* [What is needed]: Copy out, from the entries below, each line holding the string "this".

════

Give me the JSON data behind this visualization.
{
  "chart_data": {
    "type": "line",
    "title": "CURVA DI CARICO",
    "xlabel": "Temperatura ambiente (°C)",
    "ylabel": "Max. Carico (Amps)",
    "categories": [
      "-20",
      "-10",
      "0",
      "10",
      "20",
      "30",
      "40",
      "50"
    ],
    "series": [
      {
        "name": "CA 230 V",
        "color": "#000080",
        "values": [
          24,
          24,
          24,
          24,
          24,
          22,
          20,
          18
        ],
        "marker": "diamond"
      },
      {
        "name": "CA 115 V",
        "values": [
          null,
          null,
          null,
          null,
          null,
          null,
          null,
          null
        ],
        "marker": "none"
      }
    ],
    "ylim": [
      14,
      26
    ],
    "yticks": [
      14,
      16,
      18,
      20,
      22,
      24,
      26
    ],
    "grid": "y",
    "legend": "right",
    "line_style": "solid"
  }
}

════

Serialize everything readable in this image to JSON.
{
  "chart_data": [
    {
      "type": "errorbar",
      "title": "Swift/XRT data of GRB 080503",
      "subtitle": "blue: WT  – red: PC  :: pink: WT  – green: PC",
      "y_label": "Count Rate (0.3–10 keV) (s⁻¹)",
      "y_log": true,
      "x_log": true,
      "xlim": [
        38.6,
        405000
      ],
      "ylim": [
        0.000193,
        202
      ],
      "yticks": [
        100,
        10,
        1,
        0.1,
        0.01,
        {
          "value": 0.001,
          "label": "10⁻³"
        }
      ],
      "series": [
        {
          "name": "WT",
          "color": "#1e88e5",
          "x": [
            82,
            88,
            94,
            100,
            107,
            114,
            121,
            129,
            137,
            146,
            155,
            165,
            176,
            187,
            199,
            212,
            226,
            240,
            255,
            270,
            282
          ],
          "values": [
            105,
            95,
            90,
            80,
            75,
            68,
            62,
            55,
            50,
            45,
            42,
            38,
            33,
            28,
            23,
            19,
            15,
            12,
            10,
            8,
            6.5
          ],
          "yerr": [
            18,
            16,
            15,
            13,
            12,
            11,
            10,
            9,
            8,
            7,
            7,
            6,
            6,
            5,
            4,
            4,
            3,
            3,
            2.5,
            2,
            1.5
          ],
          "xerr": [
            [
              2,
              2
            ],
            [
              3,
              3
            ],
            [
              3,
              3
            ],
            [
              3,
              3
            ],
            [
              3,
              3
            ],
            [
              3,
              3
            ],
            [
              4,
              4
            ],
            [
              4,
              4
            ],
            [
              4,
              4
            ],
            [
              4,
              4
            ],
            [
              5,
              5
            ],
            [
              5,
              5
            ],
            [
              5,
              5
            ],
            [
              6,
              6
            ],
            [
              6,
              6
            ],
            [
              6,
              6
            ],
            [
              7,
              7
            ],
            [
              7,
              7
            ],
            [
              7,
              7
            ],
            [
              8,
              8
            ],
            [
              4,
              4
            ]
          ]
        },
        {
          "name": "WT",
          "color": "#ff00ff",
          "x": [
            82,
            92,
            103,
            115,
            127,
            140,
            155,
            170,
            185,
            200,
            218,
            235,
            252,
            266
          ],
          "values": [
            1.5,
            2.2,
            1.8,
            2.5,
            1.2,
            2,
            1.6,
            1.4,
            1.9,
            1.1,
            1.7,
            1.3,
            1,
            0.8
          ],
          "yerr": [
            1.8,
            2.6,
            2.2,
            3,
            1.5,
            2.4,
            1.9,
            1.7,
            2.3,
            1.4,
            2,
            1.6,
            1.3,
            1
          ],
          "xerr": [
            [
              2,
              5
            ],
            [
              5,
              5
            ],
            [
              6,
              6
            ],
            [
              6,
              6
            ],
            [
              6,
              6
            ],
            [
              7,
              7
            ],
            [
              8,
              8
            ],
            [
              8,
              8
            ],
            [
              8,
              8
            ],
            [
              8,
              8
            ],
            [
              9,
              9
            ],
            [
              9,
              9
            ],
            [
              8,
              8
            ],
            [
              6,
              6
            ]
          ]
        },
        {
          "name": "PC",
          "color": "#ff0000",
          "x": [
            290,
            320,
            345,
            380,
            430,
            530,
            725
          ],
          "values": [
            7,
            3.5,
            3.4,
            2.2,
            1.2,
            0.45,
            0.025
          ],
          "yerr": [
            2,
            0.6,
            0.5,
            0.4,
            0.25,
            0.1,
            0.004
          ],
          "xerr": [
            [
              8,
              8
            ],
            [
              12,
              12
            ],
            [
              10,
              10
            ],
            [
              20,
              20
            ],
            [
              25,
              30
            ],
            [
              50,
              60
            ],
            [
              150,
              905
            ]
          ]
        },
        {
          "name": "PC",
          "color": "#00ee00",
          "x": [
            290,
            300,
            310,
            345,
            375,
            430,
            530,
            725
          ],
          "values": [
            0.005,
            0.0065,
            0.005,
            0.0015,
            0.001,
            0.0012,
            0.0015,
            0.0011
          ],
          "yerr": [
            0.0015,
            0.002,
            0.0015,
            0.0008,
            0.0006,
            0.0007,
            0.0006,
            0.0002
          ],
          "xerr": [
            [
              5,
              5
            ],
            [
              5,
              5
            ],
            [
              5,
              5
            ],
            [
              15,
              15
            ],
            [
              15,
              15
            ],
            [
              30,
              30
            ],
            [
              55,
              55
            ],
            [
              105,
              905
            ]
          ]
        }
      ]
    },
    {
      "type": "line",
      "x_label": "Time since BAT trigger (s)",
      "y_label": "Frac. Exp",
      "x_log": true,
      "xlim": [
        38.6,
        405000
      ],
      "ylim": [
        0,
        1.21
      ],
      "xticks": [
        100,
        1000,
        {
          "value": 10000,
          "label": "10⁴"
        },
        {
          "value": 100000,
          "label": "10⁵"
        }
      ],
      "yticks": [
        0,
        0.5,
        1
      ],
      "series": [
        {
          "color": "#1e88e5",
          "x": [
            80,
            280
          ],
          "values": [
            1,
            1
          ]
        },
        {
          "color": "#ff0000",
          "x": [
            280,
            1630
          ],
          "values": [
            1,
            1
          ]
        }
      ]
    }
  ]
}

════

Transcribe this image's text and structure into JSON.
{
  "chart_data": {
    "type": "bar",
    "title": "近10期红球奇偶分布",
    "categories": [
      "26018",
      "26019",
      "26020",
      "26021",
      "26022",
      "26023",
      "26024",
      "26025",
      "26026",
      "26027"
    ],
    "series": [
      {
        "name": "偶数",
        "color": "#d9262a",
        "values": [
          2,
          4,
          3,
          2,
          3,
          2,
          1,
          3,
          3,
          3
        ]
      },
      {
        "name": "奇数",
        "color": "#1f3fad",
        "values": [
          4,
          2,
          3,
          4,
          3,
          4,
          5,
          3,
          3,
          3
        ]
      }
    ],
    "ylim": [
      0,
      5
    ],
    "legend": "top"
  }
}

════

* [Answer to the exercise]:
Give me the JSON data behind this visualization.
Serialize everything readable in this image to JSON.
Transcribe this image's text and structure into JSON.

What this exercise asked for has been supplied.